List each line of the data that holds the string "请移至其他地方后再试".

Data records
========================================
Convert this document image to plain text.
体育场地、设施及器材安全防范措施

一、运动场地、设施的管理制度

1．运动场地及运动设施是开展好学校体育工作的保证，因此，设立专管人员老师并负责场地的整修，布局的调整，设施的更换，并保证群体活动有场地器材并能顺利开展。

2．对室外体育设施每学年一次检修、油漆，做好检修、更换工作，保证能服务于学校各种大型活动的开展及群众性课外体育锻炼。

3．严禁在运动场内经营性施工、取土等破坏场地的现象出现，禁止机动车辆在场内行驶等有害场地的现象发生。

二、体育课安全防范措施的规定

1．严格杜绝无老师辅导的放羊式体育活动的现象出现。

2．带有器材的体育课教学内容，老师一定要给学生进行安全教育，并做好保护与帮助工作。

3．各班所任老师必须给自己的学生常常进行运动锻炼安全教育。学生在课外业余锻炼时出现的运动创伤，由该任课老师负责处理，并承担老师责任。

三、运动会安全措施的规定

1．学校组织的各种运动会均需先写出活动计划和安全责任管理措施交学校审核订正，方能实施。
========================================
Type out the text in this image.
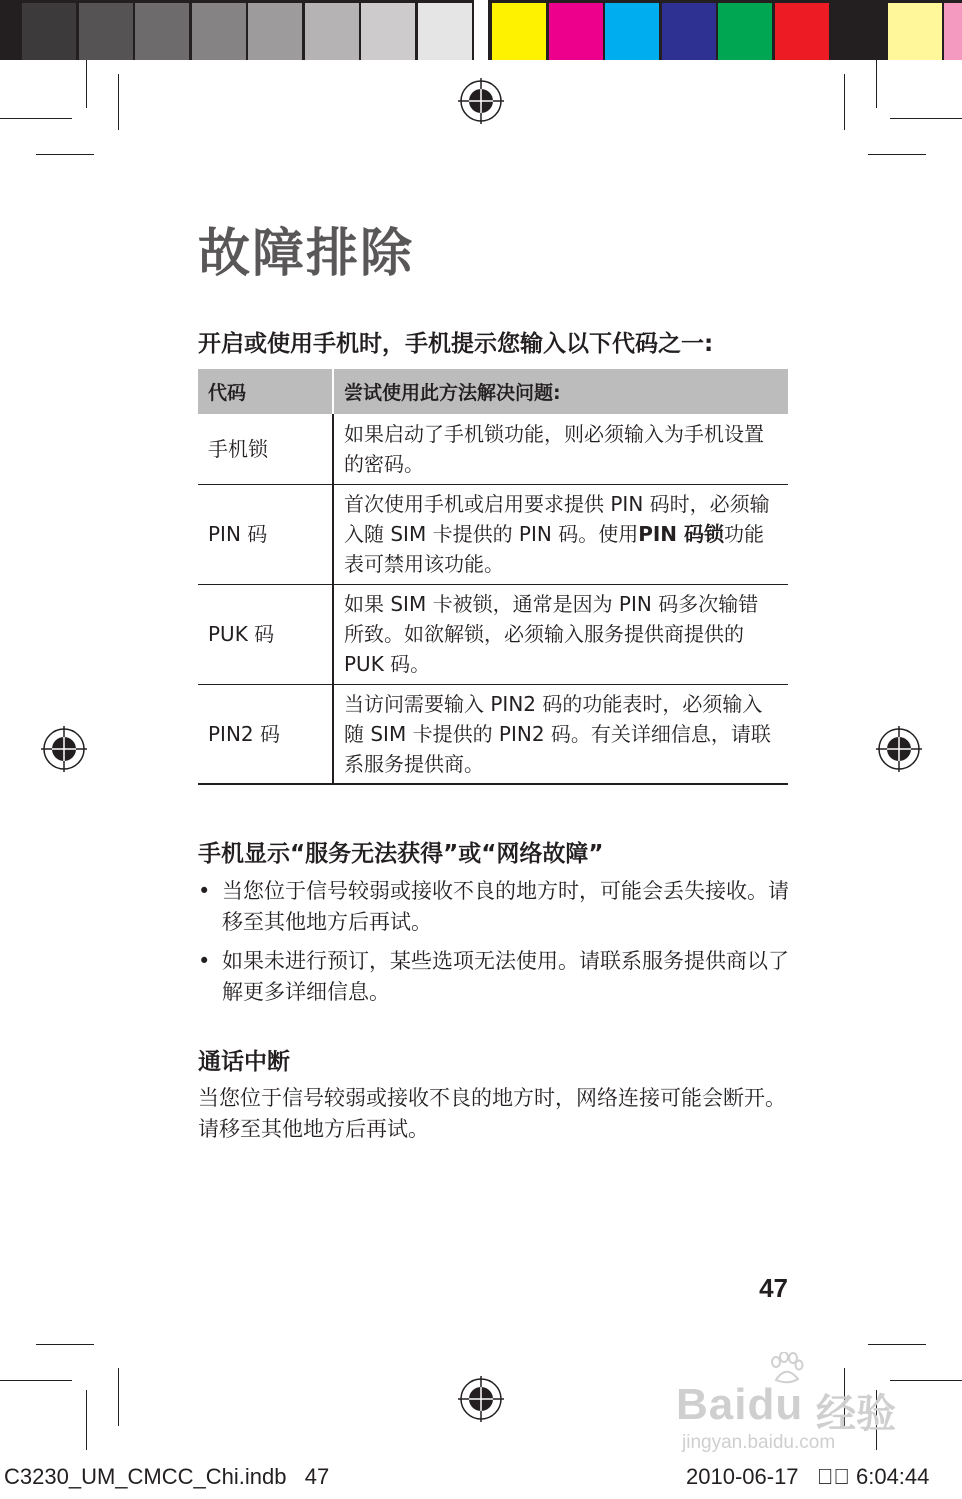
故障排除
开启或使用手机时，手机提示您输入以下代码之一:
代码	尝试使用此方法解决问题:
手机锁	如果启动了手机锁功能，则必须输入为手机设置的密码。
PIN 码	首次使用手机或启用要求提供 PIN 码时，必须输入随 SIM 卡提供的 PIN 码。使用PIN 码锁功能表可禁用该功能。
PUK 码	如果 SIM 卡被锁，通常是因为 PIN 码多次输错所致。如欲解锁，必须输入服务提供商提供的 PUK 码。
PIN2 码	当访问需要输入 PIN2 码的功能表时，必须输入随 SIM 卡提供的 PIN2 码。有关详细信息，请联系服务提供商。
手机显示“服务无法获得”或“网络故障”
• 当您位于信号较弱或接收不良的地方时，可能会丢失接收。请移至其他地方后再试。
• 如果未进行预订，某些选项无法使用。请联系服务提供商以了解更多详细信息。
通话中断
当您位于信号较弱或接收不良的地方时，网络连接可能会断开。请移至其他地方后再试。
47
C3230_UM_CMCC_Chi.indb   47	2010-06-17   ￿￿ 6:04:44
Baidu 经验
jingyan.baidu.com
========================================
_Expected answer:_
• 当您位于信号较弱或接收不良的地方时，可能会丢失接收。请移至其他地方后再试。
当您位于信号较弱或接收不良的地方时，网络连接可能会断开。请移至其他地方后再试。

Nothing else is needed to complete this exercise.